__To do__
Retype all the entries word for word, but omit the pictures.

Begin Stored data

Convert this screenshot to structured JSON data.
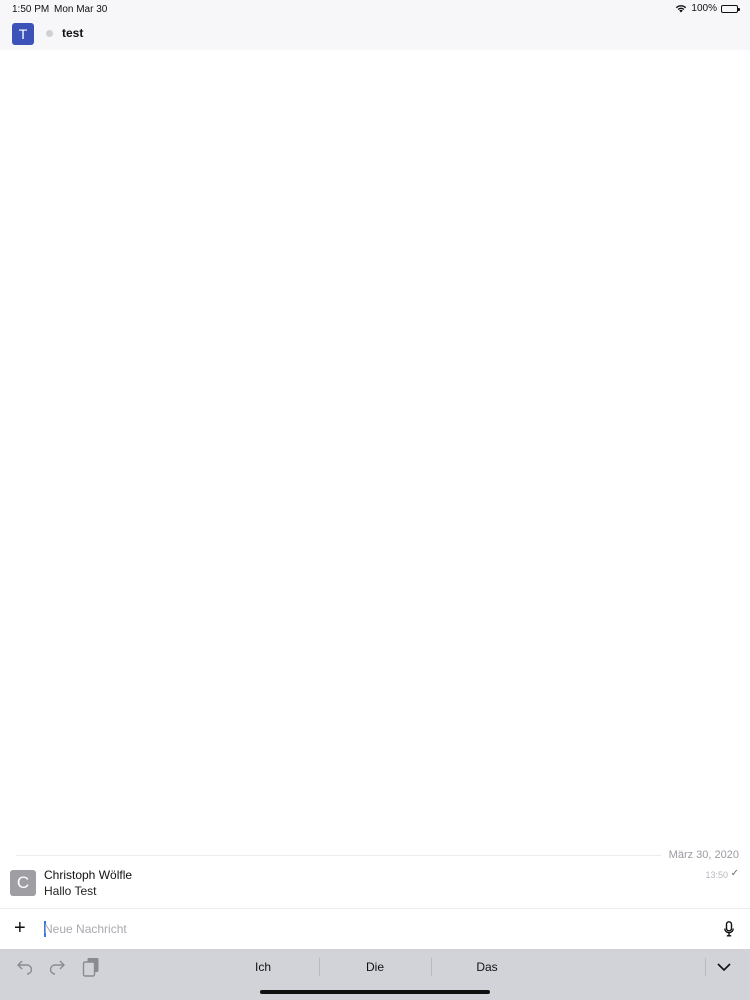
{
  "status_bar": {
    "time": "1:50 PM",
    "date": "Mon Mar 30",
    "battery": "100%"
  },
  "header": {
    "avatar_letter": "T",
    "room_name": "test",
    "accent": "#3b53b8"
  },
  "messages": {
    "date_divider": "März 30, 2020",
    "items": [
      {
        "avatar_letter": "C",
        "author": "Christoph Wölfle",
        "text": "Hallo Test",
        "time": "13:50"
      }
    ]
  },
  "composer": {
    "placeholder": "Neue Nachricht"
  },
  "keyboard": {
    "suggestions": [
      "Ich",
      "Die",
      "Das"
    ]
  },
  "icons": [
    "wifi-icon",
    "battery-icon",
    "plus-icon",
    "mic-icon",
    "undo-icon",
    "redo-icon",
    "paste-icon",
    "chevron-down-icon",
    "checkmark-icon"
  ]
}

End Stored data

__Answer__
Convert this screenshot to structured JSON data.
{
  "status_bar": {
    "time": "1:50 PM",
    "date": "Mon Mar 30",
    "battery": "100%"
  },
  "header": {
    "avatar_letter": "T",
    "room_name": "test",
    "accent": "#3b53b8"
  },
  "messages": {
    "date_divider": "März 30, 2020",
    "items": [
      {
        "avatar_letter": "C",
        "author": "Christoph Wölfle",
        "text": "Hallo Test",
        "time": "13:50"
      }
    ]
  },
  "composer": {
    "placeholder": "Neue Nachricht"
  },
  "keyboard": {
    "suggestions": [
      "Ich",
      "Die",
      "Das"
    ]
  },
  "icons": [
    "wifi-icon",
    "battery-icon",
    "plus-icon",
    "mic-icon",
    "undo-icon",
    "redo-icon",
    "paste-icon",
    "chevron-down-icon",
    "checkmark-icon"
  ]
}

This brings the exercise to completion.